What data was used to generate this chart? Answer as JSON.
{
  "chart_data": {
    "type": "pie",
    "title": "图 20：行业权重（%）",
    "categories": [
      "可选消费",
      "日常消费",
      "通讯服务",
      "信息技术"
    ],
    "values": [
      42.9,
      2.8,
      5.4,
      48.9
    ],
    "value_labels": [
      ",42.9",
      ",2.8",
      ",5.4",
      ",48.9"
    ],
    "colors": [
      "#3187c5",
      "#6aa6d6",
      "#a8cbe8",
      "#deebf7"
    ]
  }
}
##############################
_INSTRUCTIONS FOR THE TASK_:
Write out all the entries exactly.

_EXERCISE OUTPUT_:
What data was used to generate this chart? Answer as JSON.
{
  "chart_data": {
    "type": "pie",
    "title": "图 20：行业权重（%）",
    "categories": [
      "可选消费",
      "日常消费",
      "通讯服务",
      "信息技术"
    ],
    "values": [
      42.9,
      2.8,
      5.4,
      48.9
    ],
    "value_labels": [
      ",42.9",
      ",2.8",
      ",5.4",
      ",48.9"
    ],
    "colors": [
      "#3187c5",
      "#6aa6d6",
      "#a8cbe8",
      "#deebf7"
    ]
  }
}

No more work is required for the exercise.